# Supplied records
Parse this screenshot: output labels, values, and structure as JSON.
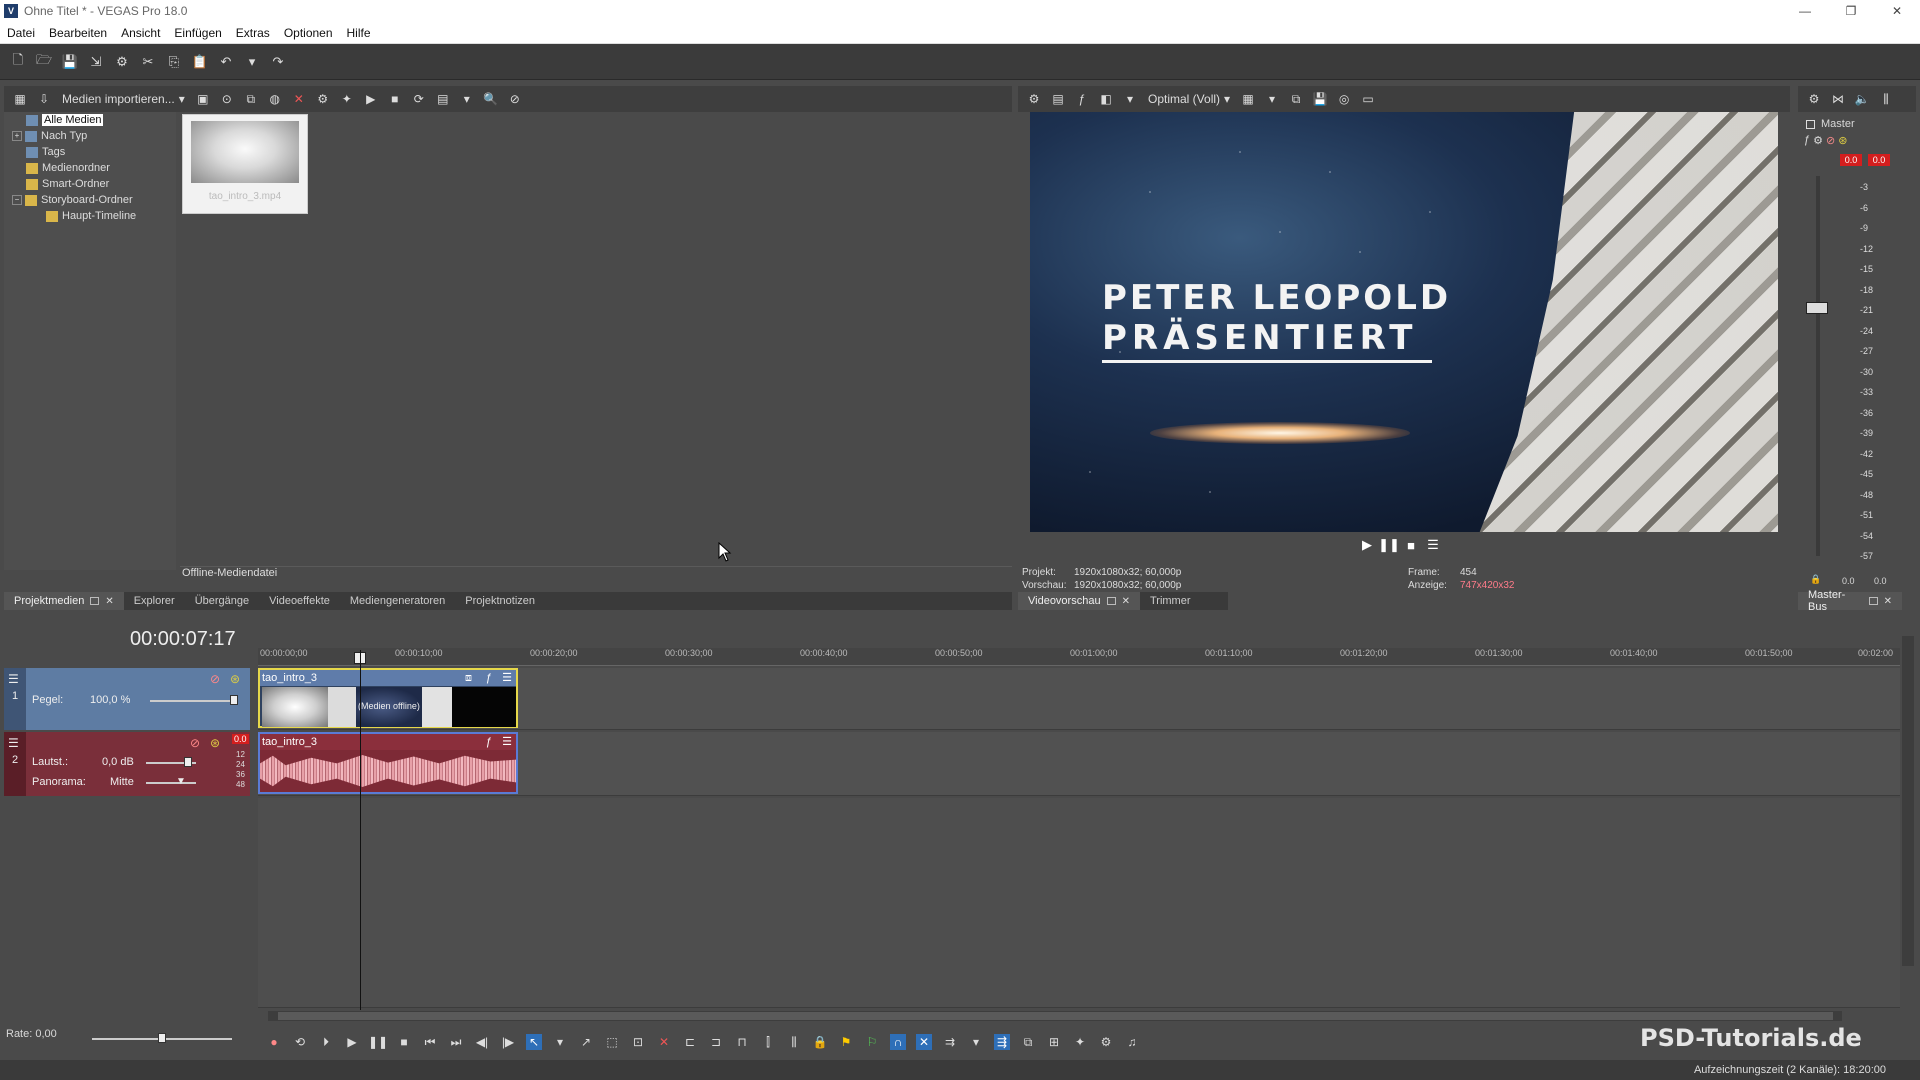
{
  "window": {
    "title": "Ohne Titel * - VEGAS Pro 18.0"
  },
  "menu": [
    "Datei",
    "Bearbeiten",
    "Ansicht",
    "Einfügen",
    "Extras",
    "Optionen",
    "Hilfe"
  ],
  "media_panel": {
    "import_label": "Medien importieren...",
    "tree": [
      "Alle Medien",
      "Nach Typ",
      "Tags",
      "Medienordner",
      "Smart-Ordner",
      "Storyboard-Ordner",
      "Haupt-Timeline"
    ],
    "thumb_label": "tao_intro_3.mp4",
    "status": "Offline-Mediendatei",
    "tabs": [
      "Projektmedien",
      "Explorer",
      "Übergänge",
      "Videoeffekte",
      "Mediengeneratoren",
      "Projektnotizen"
    ]
  },
  "preview": {
    "quality": "Optimal (Voll)",
    "title_line1": "PETER LEOPOLD",
    "title_line2": "PRÄSENTIERT",
    "info_projekt_key": "Projekt:",
    "info_projekt_val": "1920x1080x32; 60,000p",
    "info_vorschau_key": "Vorschau:",
    "info_vorschau_val": "1920x1080x32; 60,000p",
    "info_frame_key": "Frame:",
    "info_frame_val": "454",
    "info_anzeige_key": "Anzeige:",
    "info_anzeige_val": "747x420x32",
    "tabs": [
      "Videovorschau",
      "Trimmer"
    ]
  },
  "master": {
    "label": "Master",
    "peak_left": "0.0",
    "peak_right": "0.0",
    "scale": [
      "-3",
      "-6",
      "-9",
      "-12",
      "-15",
      "-18",
      "-21",
      "-24",
      "-27",
      "-30",
      "-33",
      "-36",
      "-39",
      "-42",
      "-45",
      "-48",
      "-51",
      "-54",
      "-57"
    ],
    "bottom_left": "0.0",
    "bottom_right": "0.0",
    "tab": "Master-Bus"
  },
  "timeline": {
    "timecode": "00:00:07:17",
    "ruler": [
      "00:00:00;00",
      "00:00:10;00",
      "00:00:20;00",
      "00:00:30;00",
      "00:00:40;00",
      "00:00:50;00",
      "00:01:00;00",
      "00:01:10;00",
      "00:01:20;00",
      "00:01:30;00",
      "00:01:40;00",
      "00:01:50;00",
      "00:02:00"
    ],
    "track1": {
      "num": "1",
      "label": "Pegel:",
      "value": "100,0 %",
      "clip": "tao_intro_3",
      "offline": "(Medien offline)"
    },
    "track2": {
      "num": "2",
      "vol_label": "Lautst.:",
      "vol_value": "0,0 dB",
      "pan_label": "Panorama:",
      "pan_value": "Mitte",
      "clip": "tao_intro_3",
      "peak": "0.0",
      "db_scale": [
        "12",
        "24",
        "36",
        "48"
      ]
    }
  },
  "bottom": {
    "rate": "Rate: 0,00",
    "status": "Aufzeichnungszeit (2 Kanäle): 18:20:00",
    "watermark": "PSD-Tutorials.de"
  }
}
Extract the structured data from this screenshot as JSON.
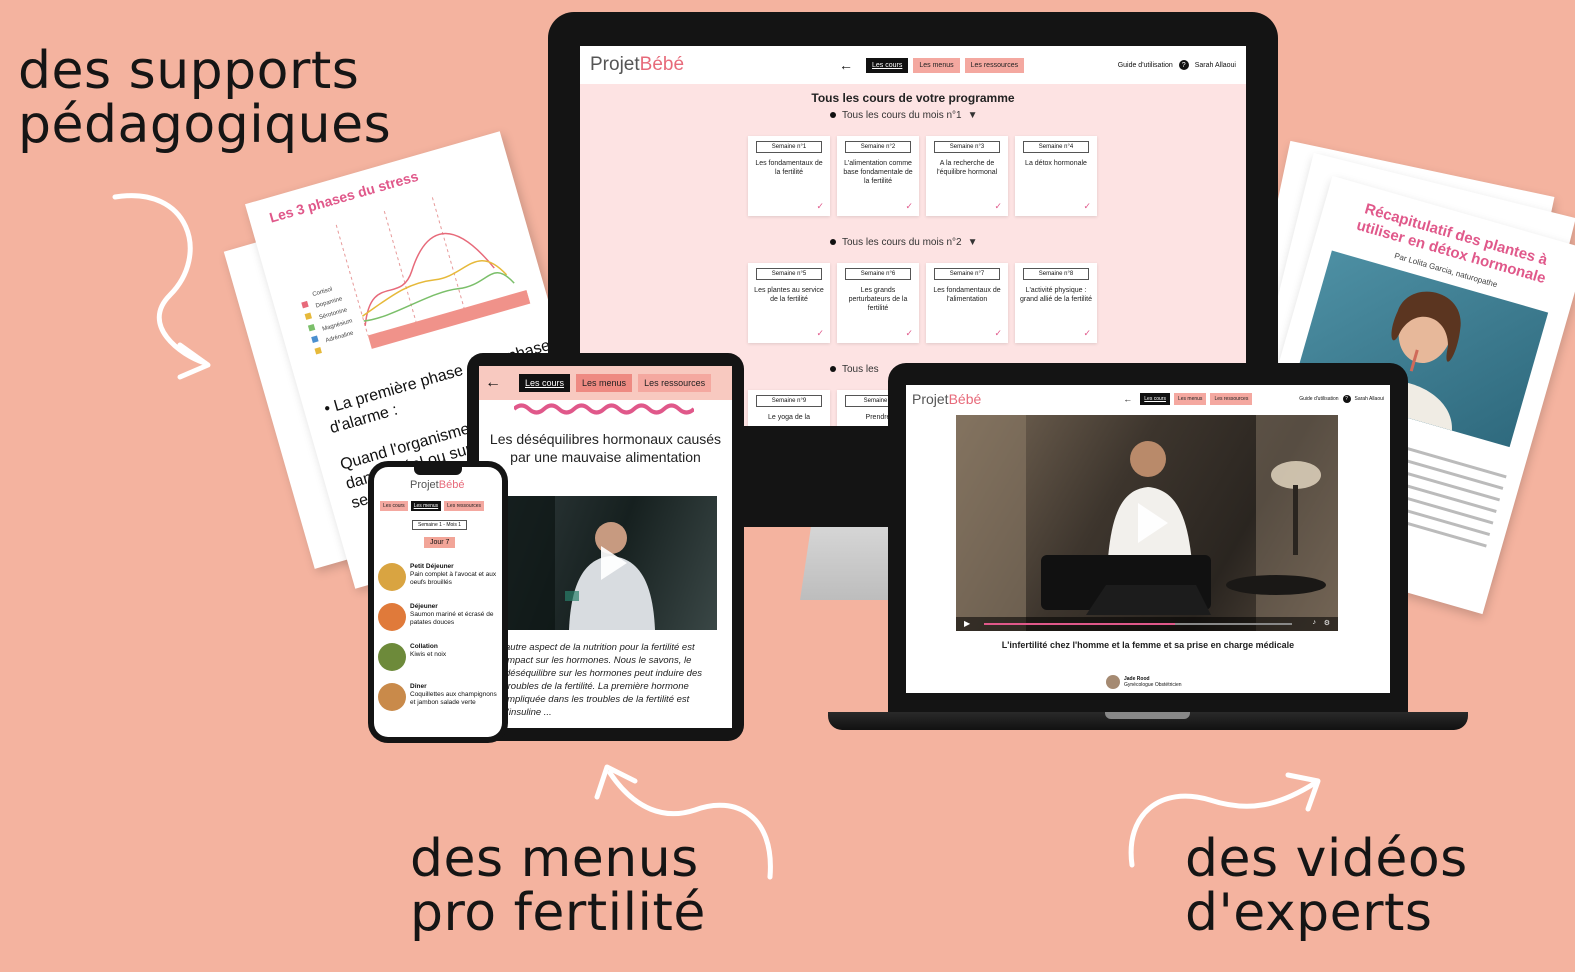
{
  "captions": {
    "supports": [
      "des supports",
      "pédagogiques"
    ],
    "menus": [
      "des menus",
      "pro fertilité"
    ],
    "videos": [
      "des vidéos",
      "d'experts"
    ]
  },
  "brand": {
    "logo_part1": "Projet",
    "logo_part2": "Bébé",
    "accent": "#e76a7a",
    "pink": "#f4a8a0"
  },
  "nav": {
    "cours": "Les cours",
    "menus": "Les menus",
    "ressources": "Les ressources"
  },
  "header_right": {
    "guide": "Guide d'utilisation",
    "user": "Sarah Allaoui"
  },
  "stress_sheet": {
    "title": "Les 3 phases du stress",
    "legend": [
      "Cortisol",
      "Dopamine",
      "Sérotonine",
      "Magnésium",
      "Adrénaline"
    ],
    "bullet": "• La première phase est la phase d'alarme :",
    "text": "Quand l'organisme perçoit un danger réel ou supposé, nos sens..."
  },
  "desktop": {
    "title": "Tous les cours de votre programme",
    "month1": "Tous les cours du mois n°1",
    "month2": "Tous les cours du mois n°2",
    "month3": "Tous les",
    "cards_month1": [
      {
        "week": "Semaine n°1",
        "name": "Les fondamentaux de la fertilité"
      },
      {
        "week": "Semaine n°2",
        "name": "L'alimentation comme base fondamentale de la fertilité"
      },
      {
        "week": "Semaine n°3",
        "name": "A la recherche de l'équilibre hormonal"
      },
      {
        "week": "Semaine n°4",
        "name": "La détox hormonale"
      }
    ],
    "cards_month2": [
      {
        "week": "Semaine n°5",
        "name": "Les plantes au service de la fertilité"
      },
      {
        "week": "Semaine n°6",
        "name": "Les grands perturbateurs de la fertilité"
      },
      {
        "week": "Semaine n°7",
        "name": "Les fondamentaux de l'alimentation"
      },
      {
        "week": "Semaine n°8",
        "name": "L'activité physique : grand allié de la fertilité"
      }
    ],
    "cards_month3": [
      {
        "week": "Semaine n°9",
        "name": "Le yoga de la"
      },
      {
        "week": "Semaine n",
        "name": "Prendre"
      }
    ]
  },
  "laptop": {
    "video_title": "L'infertilité chez l'homme et la femme et sa prise en charge médicale",
    "author_name": "Jade Rood",
    "author_role": "Gynécologue Obstétricien",
    "progress": 0.62
  },
  "tablet": {
    "title": "Les déséquilibres hormonaux causés par une mauvaise alimentation",
    "text": "autre aspect de la nutrition pour la fertilité est impact sur les hormones. Nous le savons, le déséquilibre sur les hormones peut induire des troubles de la fertilité. La première hormone impliquée dans les troubles de la fertilité est l'insuline ..."
  },
  "phone": {
    "week": "Semaine 1 - Mois 1",
    "day": "Jour 7",
    "meals": [
      {
        "name": "Petit Déjeuner",
        "desc": "Pain complet à l'avocat et aux oeufs brouillés",
        "color": "#d9a441"
      },
      {
        "name": "Déjeuner",
        "desc": "Saumon mariné et écrasé de patates douces",
        "color": "#e07a3a"
      },
      {
        "name": "Collation",
        "desc": "Kiwis et noix",
        "color": "#6d8a3a"
      },
      {
        "name": "Dîner",
        "desc": "Coquillettes aux champignons et jambon salade verte",
        "color": "#c98a4a"
      }
    ]
  },
  "recap_sheet": {
    "title": "Récapitulatif des plantes à utiliser en détox hormonale",
    "subtitle": "Par Lolita Garcia, naturopathe"
  }
}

# Your instructions
Make an exact copy of the whole listing, but don't bring over any pictures.

# Answer to this problem
Parse this screenshot: output labels, values, and structure as JSON.
{
  "window": {
    "title": "Ohne Titel * - VEGAS Pro 18.0"
  },
  "menu": [
    "Datei",
    "Bearbeiten",
    "Ansicht",
    "Einfügen",
    "Extras",
    "Optionen",
    "Hilfe"
  ],
  "media_panel": {
    "import_label": "Medien importieren...",
    "tree": [
      "Alle Medien",
      "Nach Typ",
      "Tags",
      "Medienordner",
      "Smart-Ordner",
      "Storyboard-Ordner",
      "Haupt-Timeline"
    ],
    "thumb_label": "tao_intro_3.mp4",
    "status": "Offline-Mediendatei",
    "tabs": [
      "Projektmedien",
      "Explorer",
      "Übergänge",
      "Videoeffekte",
      "Mediengeneratoren",
      "Projektnotizen"
    ]
  },
  "preview": {
    "quality": "Optimal (Voll)",
    "title_line1": "PETER LEOPOLD",
    "title_line2": "PRÄSENTIERT",
    "info_projekt_key": "Projekt:",
    "info_projekt_val": "1920x1080x32; 60,000p",
    "info_vorschau_key": "Vorschau:",
    "info_vorschau_val": "1920x1080x32; 60,000p",
    "info_frame_key": "Frame:",
    "info_frame_val": "454",
    "info_anzeige_key": "Anzeige:",
    "info_anzeige_val": "747x420x32",
    "tabs": [
      "Videovorschau",
      "Trimmer"
    ]
  },
  "master": {
    "label": "Master",
    "peak_left": "0.0",
    "peak_right": "0.0",
    "scale": [
      "-3",
      "-6",
      "-9",
      "-12",
      "-15",
      "-18",
      "-21",
      "-24",
      "-27",
      "-30",
      "-33",
      "-36",
      "-39",
      "-42",
      "-45",
      "-48",
      "-51",
      "-54",
      "-57"
    ],
    "bottom_left": "0.0",
    "bottom_right": "0.0",
    "tab": "Master-Bus"
  },
  "timeline": {
    "timecode": "00:00:07:17",
    "ruler": [
      "00:00:00;00",
      "00:00:10;00",
      "00:00:20;00",
      "00:00:30;00",
      "00:00:40;00",
      "00:00:50;00",
      "00:01:00;00",
      "00:01:10;00",
      "00:01:20;00",
      "00:01:30;00",
      "00:01:40;00",
      "00:01:50;00",
      "00:02:00"
    ],
    "track1": {
      "num": "1",
      "label": "Pegel:",
      "value": "100,0 %",
      "clip": "tao_intro_3",
      "offline": "(Medien offline)"
    },
    "track2": {
      "num": "2",
      "vol_label": "Lautst.:",
      "vol_value": "0,0 dB",
      "pan_label": "Panorama:",
      "pan_value": "Mitte",
      "clip": "tao_intro_3",
      "peak": "0.0",
      "db_scale": [
        "12",
        "24",
        "36",
        "48"
      ]
    }
  },
  "bottom": {
    "rate": "Rate: 0,00",
    "status": "Aufzeichnungszeit (2 Kanäle): 18:20:00",
    "watermark": "PSD-Tutorials.de"
  }
}
Extract the structured data from this screenshot as JSON.
{
  "captions": {
    "supports": [
      "des supports",
      "pédagogiques"
    ],
    "menus": [
      "des menus",
      "pro fertilité"
    ],
    "videos": [
      "des vidéos",
      "d'experts"
    ]
  },
  "brand": {
    "logo_part1": "Projet",
    "logo_part2": "Bébé",
    "accent": "#e76a7a",
    "pink": "#f4a8a0"
  },
  "nav": {
    "cours": "Les cours",
    "menus": "Les menus",
    "ressources": "Les ressources"
  },
  "header_right": {
    "guide": "Guide d'utilisation",
    "user": "Sarah Allaoui"
  },
  "stress_sheet": {
    "title": "Les 3 phases du stress",
    "legend": [
      "Cortisol",
      "Dopamine",
      "Sérotonine",
      "Magnésium",
      "Adrénaline"
    ],
    "bullet": "• La première phase est la phase d'alarme :",
    "text": "Quand l'organisme perçoit un danger réel ou supposé, nos sens..."
  },
  "desktop": {
    "title": "Tous les cours de votre programme",
    "month1": "Tous les cours du mois n°1",
    "month2": "Tous les cours du mois n°2",
    "month3": "Tous les",
    "cards_month1": [
      {
        "week": "Semaine n°1",
        "name": "Les fondamentaux de la fertilité"
      },
      {
        "week": "Semaine n°2",
        "name": "L'alimentation comme base fondamentale de la fertilité"
      },
      {
        "week": "Semaine n°3",
        "name": "A la recherche de l'équilibre hormonal"
      },
      {
        "week": "Semaine n°4",
        "name": "La détox hormonale"
      }
    ],
    "cards_month2": [
      {
        "week": "Semaine n°5",
        "name": "Les plantes au service de la fertilité"
      },
      {
        "week": "Semaine n°6",
        "name": "Les grands perturbateurs de la fertilité"
      },
      {
        "week": "Semaine n°7",
        "name": "Les fondamentaux de l'alimentation"
      },
      {
        "week": "Semaine n°8",
        "name": "L'activité physique : grand allié de la fertilité"
      }
    ],
    "cards_month3": [
      {
        "week": "Semaine n°9",
        "name": "Le yoga de la"
      },
      {
        "week": "Semaine n",
        "name": "Prendre"
      }
    ]
  },
  "laptop": {
    "video_title": "L'infertilité chez l'homme et la femme et sa prise en charge médicale",
    "author_name": "Jade Rood",
    "author_role": "Gynécologue Obstétricien",
    "progress": 0.62
  },
  "tablet": {
    "title": "Les déséquilibres hormonaux causés par une mauvaise alimentation",
    "text": "autre aspect de la nutrition pour la fertilité est impact sur les hormones. Nous le savons, le déséquilibre sur les hormones peut induire des troubles de la fertilité. La première hormone impliquée dans les troubles de la fertilité est l'insuline ..."
  },
  "phone": {
    "week": "Semaine 1 - Mois 1",
    "day": "Jour 7",
    "meals": [
      {
        "name": "Petit Déjeuner",
        "desc": "Pain complet à l'avocat et aux oeufs brouillés",
        "color": "#d9a441"
      },
      {
        "name": "Déjeuner",
        "desc": "Saumon mariné et écrasé de patates douces",
        "color": "#e07a3a"
      },
      {
        "name": "Collation",
        "desc": "Kiwis et noix",
        "color": "#6d8a3a"
      },
      {
        "name": "Dîner",
        "desc": "Coquillettes aux champignons et jambon salade verte",
        "color": "#c98a4a"
      }
    ]
  },
  "recap_sheet": {
    "title": "Récapitulatif des plantes à utiliser en détox hormonale",
    "subtitle": "Par Lolita Garcia, naturopathe"
  }
}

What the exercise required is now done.